>> BEGIN Raw records

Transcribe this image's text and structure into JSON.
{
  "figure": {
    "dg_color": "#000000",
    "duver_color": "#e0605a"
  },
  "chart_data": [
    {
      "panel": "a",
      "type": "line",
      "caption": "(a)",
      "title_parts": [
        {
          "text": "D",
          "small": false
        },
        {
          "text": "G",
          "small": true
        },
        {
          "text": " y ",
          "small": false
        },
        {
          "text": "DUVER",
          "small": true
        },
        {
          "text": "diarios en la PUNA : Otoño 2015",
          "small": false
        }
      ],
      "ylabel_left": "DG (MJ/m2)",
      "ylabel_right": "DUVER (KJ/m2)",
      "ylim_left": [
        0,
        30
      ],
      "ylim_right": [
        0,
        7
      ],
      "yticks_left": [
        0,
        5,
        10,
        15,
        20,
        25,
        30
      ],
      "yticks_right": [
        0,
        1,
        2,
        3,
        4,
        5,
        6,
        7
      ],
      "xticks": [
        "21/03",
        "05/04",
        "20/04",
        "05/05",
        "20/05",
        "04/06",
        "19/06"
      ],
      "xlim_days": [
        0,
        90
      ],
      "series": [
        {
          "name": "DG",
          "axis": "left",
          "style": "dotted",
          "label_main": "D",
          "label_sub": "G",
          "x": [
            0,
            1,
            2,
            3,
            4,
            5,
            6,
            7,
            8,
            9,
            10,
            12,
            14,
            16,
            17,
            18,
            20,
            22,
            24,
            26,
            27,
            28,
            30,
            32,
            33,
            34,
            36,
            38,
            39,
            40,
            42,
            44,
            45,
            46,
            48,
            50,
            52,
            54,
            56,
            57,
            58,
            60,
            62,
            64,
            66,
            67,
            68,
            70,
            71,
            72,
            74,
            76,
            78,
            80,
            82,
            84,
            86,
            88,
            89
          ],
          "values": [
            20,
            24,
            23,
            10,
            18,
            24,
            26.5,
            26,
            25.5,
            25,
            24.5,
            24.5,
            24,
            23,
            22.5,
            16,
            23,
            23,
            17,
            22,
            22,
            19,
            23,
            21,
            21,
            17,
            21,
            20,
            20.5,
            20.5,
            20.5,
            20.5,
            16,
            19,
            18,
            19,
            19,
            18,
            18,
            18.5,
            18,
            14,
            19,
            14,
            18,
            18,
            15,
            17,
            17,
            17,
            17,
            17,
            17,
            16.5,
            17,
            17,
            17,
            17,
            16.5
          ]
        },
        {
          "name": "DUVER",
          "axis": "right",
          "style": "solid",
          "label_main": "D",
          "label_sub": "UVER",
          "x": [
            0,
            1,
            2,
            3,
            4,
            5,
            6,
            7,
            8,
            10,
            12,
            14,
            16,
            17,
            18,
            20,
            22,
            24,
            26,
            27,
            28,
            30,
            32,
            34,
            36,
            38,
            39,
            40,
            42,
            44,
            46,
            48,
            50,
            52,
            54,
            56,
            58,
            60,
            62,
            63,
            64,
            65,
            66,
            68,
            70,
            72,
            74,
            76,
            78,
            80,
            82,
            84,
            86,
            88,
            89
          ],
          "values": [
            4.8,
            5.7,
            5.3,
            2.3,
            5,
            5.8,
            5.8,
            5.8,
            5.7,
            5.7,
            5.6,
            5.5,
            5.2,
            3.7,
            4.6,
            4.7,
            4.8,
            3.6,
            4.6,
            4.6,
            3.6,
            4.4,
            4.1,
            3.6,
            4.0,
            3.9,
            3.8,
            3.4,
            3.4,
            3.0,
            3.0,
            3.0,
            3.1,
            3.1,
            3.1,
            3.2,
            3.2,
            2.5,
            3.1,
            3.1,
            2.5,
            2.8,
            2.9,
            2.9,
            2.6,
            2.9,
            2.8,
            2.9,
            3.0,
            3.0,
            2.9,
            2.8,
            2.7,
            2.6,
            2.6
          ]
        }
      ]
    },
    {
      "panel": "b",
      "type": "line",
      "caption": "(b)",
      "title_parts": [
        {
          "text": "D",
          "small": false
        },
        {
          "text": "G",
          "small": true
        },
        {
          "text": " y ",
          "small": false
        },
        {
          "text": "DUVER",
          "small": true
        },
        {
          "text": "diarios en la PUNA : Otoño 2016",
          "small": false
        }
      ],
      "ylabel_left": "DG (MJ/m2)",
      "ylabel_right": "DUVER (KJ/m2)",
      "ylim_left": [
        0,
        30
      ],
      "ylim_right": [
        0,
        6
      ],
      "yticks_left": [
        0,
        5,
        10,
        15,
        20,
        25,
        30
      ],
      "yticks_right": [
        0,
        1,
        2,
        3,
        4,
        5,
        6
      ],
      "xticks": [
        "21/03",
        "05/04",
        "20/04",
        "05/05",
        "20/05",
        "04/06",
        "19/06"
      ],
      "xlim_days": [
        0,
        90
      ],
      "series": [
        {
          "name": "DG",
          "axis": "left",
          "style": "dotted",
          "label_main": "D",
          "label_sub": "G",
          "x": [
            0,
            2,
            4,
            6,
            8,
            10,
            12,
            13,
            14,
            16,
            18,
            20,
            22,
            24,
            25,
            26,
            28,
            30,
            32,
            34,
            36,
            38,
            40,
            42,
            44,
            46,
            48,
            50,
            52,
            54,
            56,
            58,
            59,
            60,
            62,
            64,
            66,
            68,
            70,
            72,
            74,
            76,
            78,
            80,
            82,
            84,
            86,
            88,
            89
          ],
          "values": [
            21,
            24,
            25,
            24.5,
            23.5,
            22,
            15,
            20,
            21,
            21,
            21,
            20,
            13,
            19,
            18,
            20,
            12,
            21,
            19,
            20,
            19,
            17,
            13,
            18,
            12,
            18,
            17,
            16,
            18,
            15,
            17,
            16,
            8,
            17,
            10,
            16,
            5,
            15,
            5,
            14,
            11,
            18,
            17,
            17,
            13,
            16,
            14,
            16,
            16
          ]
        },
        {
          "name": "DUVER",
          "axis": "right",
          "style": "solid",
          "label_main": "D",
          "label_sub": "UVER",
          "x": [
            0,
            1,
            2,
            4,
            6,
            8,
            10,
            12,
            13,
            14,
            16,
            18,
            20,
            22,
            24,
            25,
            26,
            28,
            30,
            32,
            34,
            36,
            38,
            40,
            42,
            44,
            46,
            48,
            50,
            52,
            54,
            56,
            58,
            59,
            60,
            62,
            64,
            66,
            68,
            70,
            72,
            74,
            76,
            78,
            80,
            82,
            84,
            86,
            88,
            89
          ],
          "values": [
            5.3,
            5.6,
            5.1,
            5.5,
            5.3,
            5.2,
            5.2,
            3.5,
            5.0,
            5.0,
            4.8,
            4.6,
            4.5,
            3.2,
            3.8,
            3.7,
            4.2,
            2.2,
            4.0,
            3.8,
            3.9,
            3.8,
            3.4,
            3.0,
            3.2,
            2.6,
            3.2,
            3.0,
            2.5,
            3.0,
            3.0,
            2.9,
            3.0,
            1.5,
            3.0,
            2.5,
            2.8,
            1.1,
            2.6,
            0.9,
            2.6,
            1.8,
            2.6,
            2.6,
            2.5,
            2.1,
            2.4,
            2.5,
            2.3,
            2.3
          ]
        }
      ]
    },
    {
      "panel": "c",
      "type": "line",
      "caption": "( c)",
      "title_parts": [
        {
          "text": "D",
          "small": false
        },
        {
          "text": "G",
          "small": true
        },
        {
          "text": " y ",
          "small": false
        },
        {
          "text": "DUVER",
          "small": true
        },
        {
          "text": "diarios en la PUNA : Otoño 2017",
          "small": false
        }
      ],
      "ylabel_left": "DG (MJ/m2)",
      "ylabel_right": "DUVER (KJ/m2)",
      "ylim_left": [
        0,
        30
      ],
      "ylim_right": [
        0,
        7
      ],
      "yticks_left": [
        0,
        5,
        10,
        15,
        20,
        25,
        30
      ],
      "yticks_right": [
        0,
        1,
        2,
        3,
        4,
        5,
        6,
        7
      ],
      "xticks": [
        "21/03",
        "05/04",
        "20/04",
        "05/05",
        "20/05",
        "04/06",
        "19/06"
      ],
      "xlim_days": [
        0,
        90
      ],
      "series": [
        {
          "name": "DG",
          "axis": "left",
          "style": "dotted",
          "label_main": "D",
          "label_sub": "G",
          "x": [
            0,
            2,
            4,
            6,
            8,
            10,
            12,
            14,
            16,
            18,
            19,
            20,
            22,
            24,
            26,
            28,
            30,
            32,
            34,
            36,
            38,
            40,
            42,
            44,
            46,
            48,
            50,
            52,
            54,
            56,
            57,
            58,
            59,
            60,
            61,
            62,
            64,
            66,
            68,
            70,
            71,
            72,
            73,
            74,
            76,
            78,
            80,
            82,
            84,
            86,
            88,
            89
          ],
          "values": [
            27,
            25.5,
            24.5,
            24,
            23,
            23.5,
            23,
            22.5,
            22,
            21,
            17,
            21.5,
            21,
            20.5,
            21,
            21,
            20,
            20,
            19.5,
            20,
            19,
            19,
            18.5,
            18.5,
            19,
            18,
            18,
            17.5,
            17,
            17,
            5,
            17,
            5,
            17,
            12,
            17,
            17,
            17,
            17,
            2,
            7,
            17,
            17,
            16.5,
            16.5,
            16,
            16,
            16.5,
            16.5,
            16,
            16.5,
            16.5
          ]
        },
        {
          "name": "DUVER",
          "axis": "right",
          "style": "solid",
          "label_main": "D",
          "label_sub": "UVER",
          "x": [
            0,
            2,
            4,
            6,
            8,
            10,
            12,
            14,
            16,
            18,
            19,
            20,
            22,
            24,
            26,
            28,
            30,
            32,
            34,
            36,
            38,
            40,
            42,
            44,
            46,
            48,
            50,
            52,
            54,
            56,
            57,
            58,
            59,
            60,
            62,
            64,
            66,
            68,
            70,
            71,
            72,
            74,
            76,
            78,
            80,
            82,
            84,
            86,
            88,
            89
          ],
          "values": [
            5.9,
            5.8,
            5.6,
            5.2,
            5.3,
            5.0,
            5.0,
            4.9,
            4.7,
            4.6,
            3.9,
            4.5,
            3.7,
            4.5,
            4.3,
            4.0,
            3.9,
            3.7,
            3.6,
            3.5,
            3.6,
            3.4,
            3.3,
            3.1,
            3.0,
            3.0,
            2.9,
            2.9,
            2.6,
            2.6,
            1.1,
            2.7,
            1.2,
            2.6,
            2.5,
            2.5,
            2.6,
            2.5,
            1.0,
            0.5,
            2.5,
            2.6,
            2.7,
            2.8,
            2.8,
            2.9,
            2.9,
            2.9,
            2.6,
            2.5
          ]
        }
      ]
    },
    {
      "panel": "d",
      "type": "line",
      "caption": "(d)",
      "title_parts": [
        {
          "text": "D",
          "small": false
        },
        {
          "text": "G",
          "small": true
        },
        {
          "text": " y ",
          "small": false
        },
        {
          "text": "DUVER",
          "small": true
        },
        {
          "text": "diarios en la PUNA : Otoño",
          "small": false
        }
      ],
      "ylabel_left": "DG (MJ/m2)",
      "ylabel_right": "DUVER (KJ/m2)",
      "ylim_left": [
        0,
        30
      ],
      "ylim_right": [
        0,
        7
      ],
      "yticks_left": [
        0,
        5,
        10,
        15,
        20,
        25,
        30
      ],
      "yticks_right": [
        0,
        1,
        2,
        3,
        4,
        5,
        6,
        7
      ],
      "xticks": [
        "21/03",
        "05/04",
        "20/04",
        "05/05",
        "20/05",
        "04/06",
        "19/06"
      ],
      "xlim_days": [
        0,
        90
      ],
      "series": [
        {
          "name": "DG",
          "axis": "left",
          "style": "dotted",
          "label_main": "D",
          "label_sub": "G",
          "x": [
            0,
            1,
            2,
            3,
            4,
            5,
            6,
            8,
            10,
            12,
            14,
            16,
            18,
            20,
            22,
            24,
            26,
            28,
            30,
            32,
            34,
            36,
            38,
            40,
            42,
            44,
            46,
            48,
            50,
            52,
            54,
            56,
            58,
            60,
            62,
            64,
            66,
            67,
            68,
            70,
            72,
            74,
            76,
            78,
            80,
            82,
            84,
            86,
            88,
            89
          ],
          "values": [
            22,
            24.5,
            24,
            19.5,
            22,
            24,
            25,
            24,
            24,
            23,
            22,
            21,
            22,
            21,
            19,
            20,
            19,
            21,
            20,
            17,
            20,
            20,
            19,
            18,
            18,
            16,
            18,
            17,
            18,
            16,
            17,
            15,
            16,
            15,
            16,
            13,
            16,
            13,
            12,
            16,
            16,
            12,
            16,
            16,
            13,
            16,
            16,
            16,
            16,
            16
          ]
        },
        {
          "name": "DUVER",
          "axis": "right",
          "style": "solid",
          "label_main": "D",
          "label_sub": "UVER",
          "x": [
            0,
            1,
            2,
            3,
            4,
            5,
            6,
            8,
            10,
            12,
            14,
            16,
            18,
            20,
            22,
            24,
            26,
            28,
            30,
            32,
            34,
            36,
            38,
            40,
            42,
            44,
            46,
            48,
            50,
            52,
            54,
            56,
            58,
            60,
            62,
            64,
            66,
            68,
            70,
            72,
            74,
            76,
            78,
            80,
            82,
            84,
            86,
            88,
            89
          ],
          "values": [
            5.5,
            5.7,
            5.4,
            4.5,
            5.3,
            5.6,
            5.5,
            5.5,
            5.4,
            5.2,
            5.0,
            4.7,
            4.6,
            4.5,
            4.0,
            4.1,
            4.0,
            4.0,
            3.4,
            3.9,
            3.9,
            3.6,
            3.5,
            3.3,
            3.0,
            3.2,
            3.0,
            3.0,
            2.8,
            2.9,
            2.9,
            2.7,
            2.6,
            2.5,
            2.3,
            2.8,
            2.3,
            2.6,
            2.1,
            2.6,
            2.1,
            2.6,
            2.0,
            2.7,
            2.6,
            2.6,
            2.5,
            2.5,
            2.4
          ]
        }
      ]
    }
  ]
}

>> END Raw records

**Task description**
Pick out the lines that include the word "diarios" and write them out.

**Output below**
          "text": "diarios en la PUNA : Otoño 2015",
          "text": "diarios en la PUNA : Otoño 2016",
          "text": "diarios en la PUNA : Otoño 2017",
          "text": "diarios en la PUNA : Otoño",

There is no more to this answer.